Copy nothing but the text: repeat each entry exactly and drop the images.

Listed entries |

-*-

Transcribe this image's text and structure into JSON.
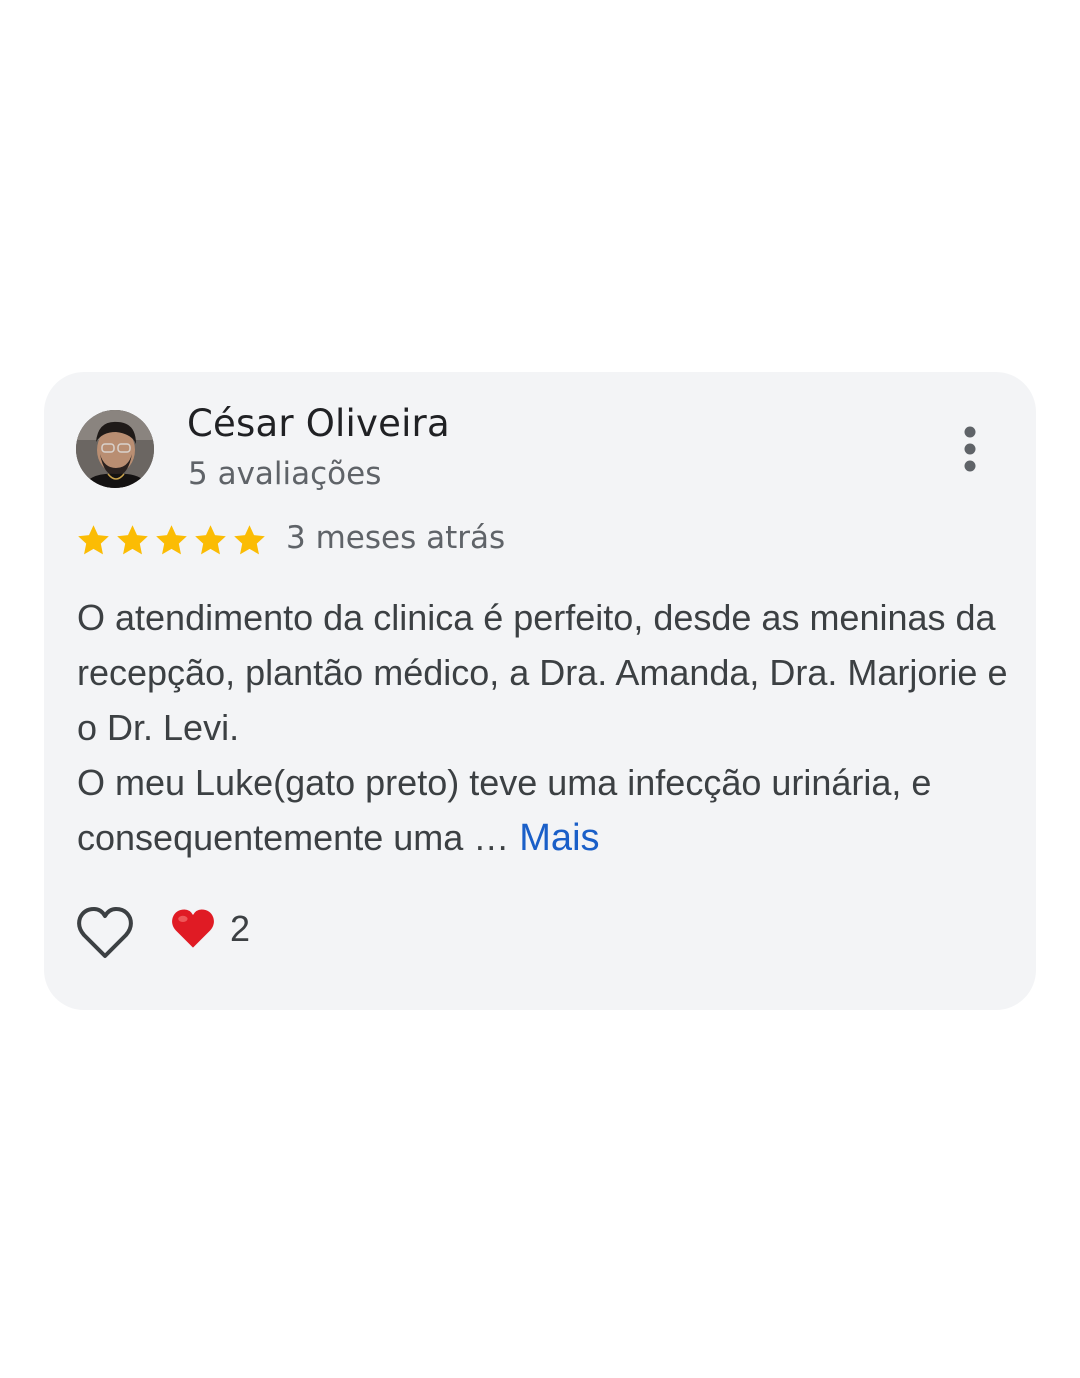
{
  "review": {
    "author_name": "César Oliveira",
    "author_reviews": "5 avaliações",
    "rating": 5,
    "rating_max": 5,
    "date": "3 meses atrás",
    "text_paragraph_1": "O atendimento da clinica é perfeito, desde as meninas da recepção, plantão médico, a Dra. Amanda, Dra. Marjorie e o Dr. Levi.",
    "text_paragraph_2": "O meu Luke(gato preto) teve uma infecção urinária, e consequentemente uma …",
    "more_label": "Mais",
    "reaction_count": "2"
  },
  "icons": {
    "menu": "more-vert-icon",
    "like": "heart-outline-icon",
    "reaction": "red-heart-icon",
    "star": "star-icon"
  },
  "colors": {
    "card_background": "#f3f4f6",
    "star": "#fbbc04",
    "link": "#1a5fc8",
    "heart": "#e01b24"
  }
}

-*-

Answer |
Transcribe this image's text and structure into JSON.
{
  "review": {
    "author_name": "César Oliveira",
    "author_reviews": "5 avaliações",
    "rating": 5,
    "rating_max": 5,
    "date": "3 meses atrás",
    "text_paragraph_1": "O atendimento da clinica é perfeito, desde as meninas da recepção, plantão médico, a Dra. Amanda, Dra. Marjorie e o Dr. Levi.",
    "text_paragraph_2": "O meu Luke(gato preto) teve uma infecção urinária, e consequentemente uma …",
    "more_label": "Mais",
    "reaction_count": "2"
  },
  "icons": {
    "menu": "more-vert-icon",
    "like": "heart-outline-icon",
    "reaction": "red-heart-icon",
    "star": "star-icon"
  },
  "colors": {
    "card_background": "#f3f4f6",
    "star": "#fbbc04",
    "link": "#1a5fc8",
    "heart": "#e01b24"
  }
}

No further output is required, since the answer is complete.